=== Stated problem ===
Restate, word for word, all of the material shown below.

══ Data supplied ══

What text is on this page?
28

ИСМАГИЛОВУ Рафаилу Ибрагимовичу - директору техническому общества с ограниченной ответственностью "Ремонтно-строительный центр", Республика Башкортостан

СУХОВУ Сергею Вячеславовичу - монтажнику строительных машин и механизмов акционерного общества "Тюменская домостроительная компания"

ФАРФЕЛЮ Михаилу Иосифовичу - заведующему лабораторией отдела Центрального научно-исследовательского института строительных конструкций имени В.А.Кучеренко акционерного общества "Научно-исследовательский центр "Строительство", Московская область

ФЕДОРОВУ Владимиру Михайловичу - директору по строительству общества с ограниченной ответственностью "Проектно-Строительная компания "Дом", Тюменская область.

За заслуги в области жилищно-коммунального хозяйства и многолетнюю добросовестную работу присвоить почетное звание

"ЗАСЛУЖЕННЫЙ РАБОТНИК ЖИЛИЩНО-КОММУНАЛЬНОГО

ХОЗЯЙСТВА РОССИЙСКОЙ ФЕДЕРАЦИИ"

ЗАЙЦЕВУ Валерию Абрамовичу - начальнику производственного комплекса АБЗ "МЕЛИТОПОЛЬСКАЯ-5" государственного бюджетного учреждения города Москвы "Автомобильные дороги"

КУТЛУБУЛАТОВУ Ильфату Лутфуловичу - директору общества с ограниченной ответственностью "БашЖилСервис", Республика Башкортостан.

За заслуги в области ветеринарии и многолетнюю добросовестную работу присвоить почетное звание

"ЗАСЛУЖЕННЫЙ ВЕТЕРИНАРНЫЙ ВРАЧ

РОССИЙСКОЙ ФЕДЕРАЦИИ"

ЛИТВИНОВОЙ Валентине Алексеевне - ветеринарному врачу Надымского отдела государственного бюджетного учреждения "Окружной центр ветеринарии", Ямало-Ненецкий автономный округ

═══

=== Solution to the exercise ===
What text is on this page?
28

ИСМАГИЛОВУ Рафаилу Ибрагимовичу - директору техническому общества с ограниченной ответственностью "Ремонтно-строительный центр", Республика Башкортостан

СУХОВУ Сергею Вячеславовичу - монтажнику строительных машин и механизмов акционерного общества "Тюменская домостроительная компания"

ФАРФЕЛЮ Михаилу Иосифовичу - заведующему лабораторией отдела Центрального научно-исследовательского института строительных конструкций имени В.А.Кучеренко акционерного общества "Научно-исследовательский центр "Строительство", Московская область

ФЕДОРОВУ Владимиру Михайловичу - директору по строительству общества с ограниченной ответственностью "Проектно-Строительная компания "Дом", Тюменская область.

За заслуги в области жилищно-коммунального хозяйства и многолетнюю добросовестную работу присвоить почетное звание

"ЗАСЛУЖЕННЫЙ РАБОТНИК ЖИЛИЩНО-КОММУНАЛЬНОГО

ХОЗЯЙСТВА РОССИЙСКОЙ ФЕДЕРАЦИИ"

ЗАЙЦЕВУ Валерию Абрамовичу - начальнику производственного комплекса АБЗ "МЕЛИТОПОЛЬСКАЯ-5" государственного бюджетного учреждения города Москвы "Автомобильные дороги"

КУТЛУБУЛАТОВУ Ильфату Лутфуловичу - директору общества с ограниченной ответственностью "БашЖилСервис", Республика Башкортостан.

За заслуги в области ветеринарии и многолетнюю добросовестную работу присвоить почетное звание

"ЗАСЛУЖЕННЫЙ ВЕТЕРИНАРНЫЙ ВРАЧ

РОССИЙСКОЙ ФЕДЕРАЦИИ"

ЛИТВИНОВОЙ Валентине Алексеевне - ветеринарному врачу Надымского отдела государственного бюджетного учреждения "Окружной центр ветеринарии", Ямало-Ненецкий автономный округ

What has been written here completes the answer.